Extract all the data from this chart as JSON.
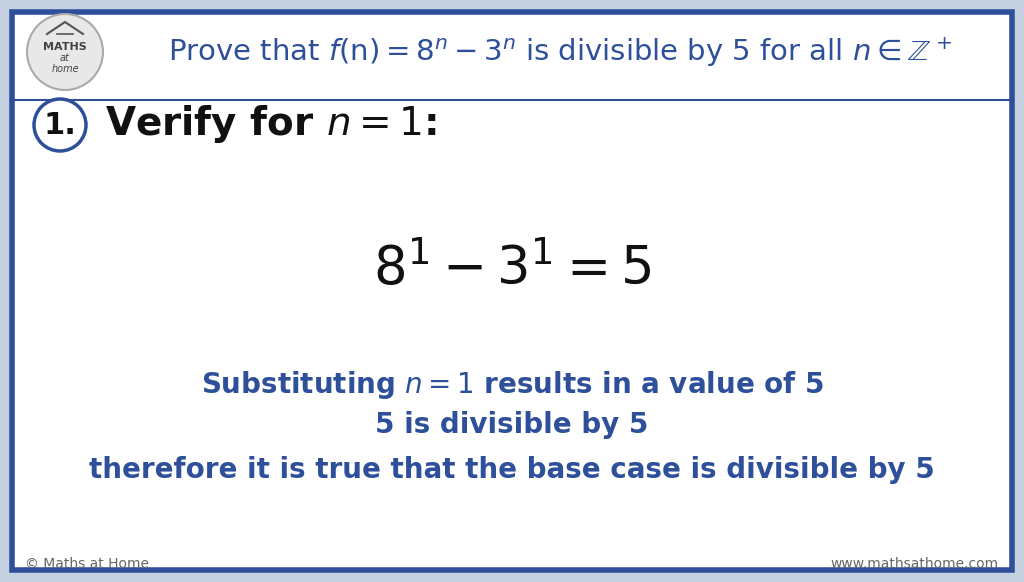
{
  "bg_outer": "#c5d0e0",
  "bg_inner": "#ffffff",
  "border_color": "#2e4f9a",
  "border_lw": 4.0,
  "title_color": "#2e4f9a",
  "body_color": "#2e4f9a",
  "black_color": "#111111",
  "gray_color": "#666666",
  "title_text": "Prove that $f(\\mathrm{n}) = 8^n - 3^n$ is divisible by 5 for all $n \\in \\mathbb{Z}^+$",
  "step_label": "1.",
  "step_text": "Verify for $n = 1$:",
  "equation": "$8^1 - 3^1 = 5$",
  "line1": "Substituting $n = 1$ results in a value of 5",
  "line2": "5 is divisible by 5",
  "line3": "therefore it is true that the base case is divisible by 5",
  "footer_left": "© Maths at Home",
  "footer_right": "www.mathsathome.com",
  "title_fontsize": 21,
  "step_label_fontsize": 22,
  "step_text_fontsize": 28,
  "equation_fontsize": 38,
  "body_fontsize": 20,
  "footer_fontsize": 10,
  "logo_circle_color": "#e8e8e8",
  "logo_border_color": "#aaaaaa",
  "step_circle_color": "#ffffff",
  "step_circle_border": "#2e4f9a",
  "divider_color": "#2e4f9a",
  "divider_lw": 1.5
}
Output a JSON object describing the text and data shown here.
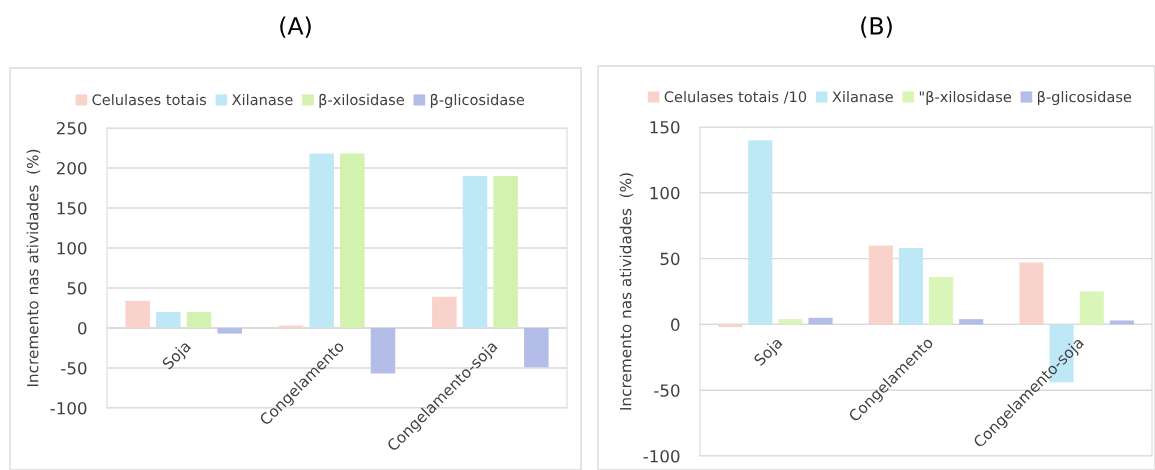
{
  "chart_data": [
    {
      "type": "bar",
      "title": "(A)",
      "ylabel": "Incremento nas atividades  (%)",
      "categories": [
        "Soja",
        "Congelamento",
        "Congelamento-soja"
      ],
      "series": [
        {
          "name": "Celulases totais",
          "color": "#f9d3cb",
          "values": [
            34,
            3,
            39
          ]
        },
        {
          "name": "Xilanase",
          "color": "#bfe8f7",
          "values": [
            20,
            218,
            190
          ]
        },
        {
          "name": "β-xilosidase",
          "color": "#d3f2b0",
          "values": [
            20,
            218,
            190
          ]
        },
        {
          "name": "β-glicosidase",
          "color": "#b4bce8",
          "values": [
            -7,
            -57,
            -49
          ]
        }
      ],
      "ylim": [
        -100,
        250
      ],
      "yticks": [
        -100,
        -50,
        0,
        50,
        100,
        150,
        200,
        250
      ],
      "grid": "y",
      "legend": "top"
    },
    {
      "type": "bar",
      "title": "(B)",
      "ylabel": "Incremento nas atividades  (%)",
      "categories": [
        "Soja",
        "Congelamento",
        "Congelamento-soja"
      ],
      "series": [
        {
          "name": "Celulases totais /10",
          "color": "#f9d3cb",
          "values": [
            -2,
            60,
            47
          ]
        },
        {
          "name": "Xilanase",
          "color": "#bfe8f7",
          "values": [
            140,
            58,
            -44
          ]
        },
        {
          "name": "\"β-xilosidase",
          "color": "#d9f5b8",
          "values": [
            4,
            36,
            25
          ]
        },
        {
          "name": "β-glicosidase",
          "color": "#b4bce8",
          "values": [
            5,
            4,
            3
          ]
        }
      ],
      "ylim": [
        -100,
        150
      ],
      "yticks": [
        -100,
        -50,
        0,
        50,
        100,
        150
      ],
      "grid": "y",
      "legend": "top"
    }
  ]
}
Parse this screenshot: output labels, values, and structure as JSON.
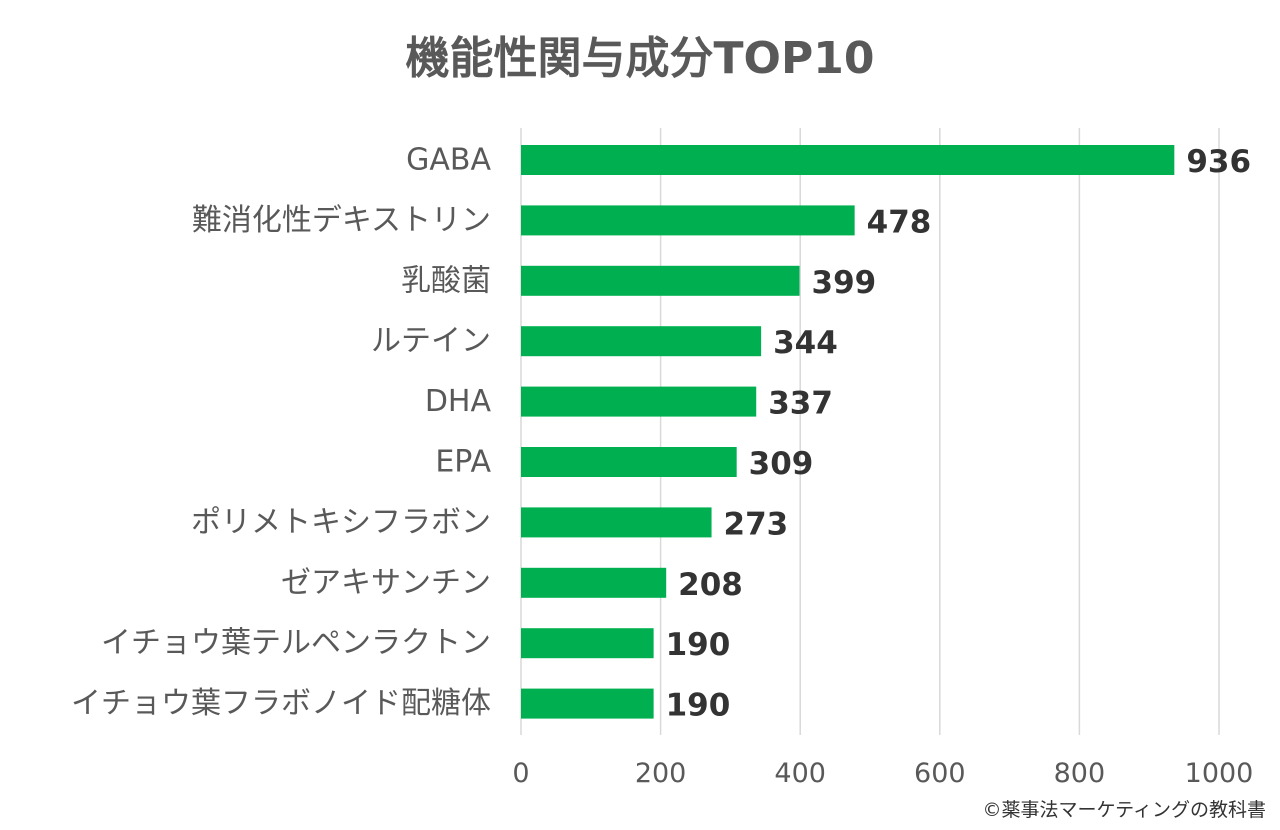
{
  "chart_data": {
    "type": "bar",
    "orientation": "horizontal",
    "title": "機能性関与成分TOP10",
    "categories": [
      "GABA",
      "難消化性デキストリン",
      "乳酸菌",
      "ルテイン",
      "DHA",
      "EPA",
      "ポリメトキシフラボン",
      "ゼアキサンチン",
      "イチョウ葉テルペンラクトン",
      "イチョウ葉フラボノイド配糖体"
    ],
    "values": [
      936,
      478,
      399,
      344,
      337,
      309,
      273,
      208,
      190,
      190
    ],
    "data_labels": [
      "936",
      "478",
      "399",
      "344",
      "337",
      "309",
      "273",
      "208",
      "190",
      "190"
    ],
    "xlim": [
      0,
      1000
    ],
    "x_ticks": [
      0,
      200,
      400,
      600,
      800,
      1000
    ],
    "x_tick_labels": [
      "0",
      "200",
      "400",
      "600",
      "800",
      "1000"
    ],
    "grid": "vertical",
    "legend": "none",
    "bar_color": "#00b050"
  },
  "footer": {
    "copyright": "©薬事法マーケティングの教科書"
  }
}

************

TASK BRIEF: Write out the lines of the listing from the one that holds "Parse this screenshot: output" to the very last line, both included, exactly as they appear and without any pictures.

FULL ANSWER:
Parse this screenshot: output labels, values, and structure as JSON.
{
  "chart_data": {
    "type": "bar",
    "orientation": "horizontal",
    "title": "機能性関与成分TOP10",
    "categories": [
      "GABA",
      "難消化性デキストリン",
      "乳酸菌",
      "ルテイン",
      "DHA",
      "EPA",
      "ポリメトキシフラボン",
      "ゼアキサンチン",
      "イチョウ葉テルペンラクトン",
      "イチョウ葉フラボノイド配糖体"
    ],
    "values": [
      936,
      478,
      399,
      344,
      337,
      309,
      273,
      208,
      190,
      190
    ],
    "data_labels": [
      "936",
      "478",
      "399",
      "344",
      "337",
      "309",
      "273",
      "208",
      "190",
      "190"
    ],
    "xlim": [
      0,
      1000
    ],
    "x_ticks": [
      0,
      200,
      400,
      600,
      800,
      1000
    ],
    "x_tick_labels": [
      "0",
      "200",
      "400",
      "600",
      "800",
      "1000"
    ],
    "grid": "vertical",
    "legend": "none",
    "bar_color": "#00b050"
  },
  "footer": {
    "copyright": "©薬事法マーケティングの教科書"
  }
}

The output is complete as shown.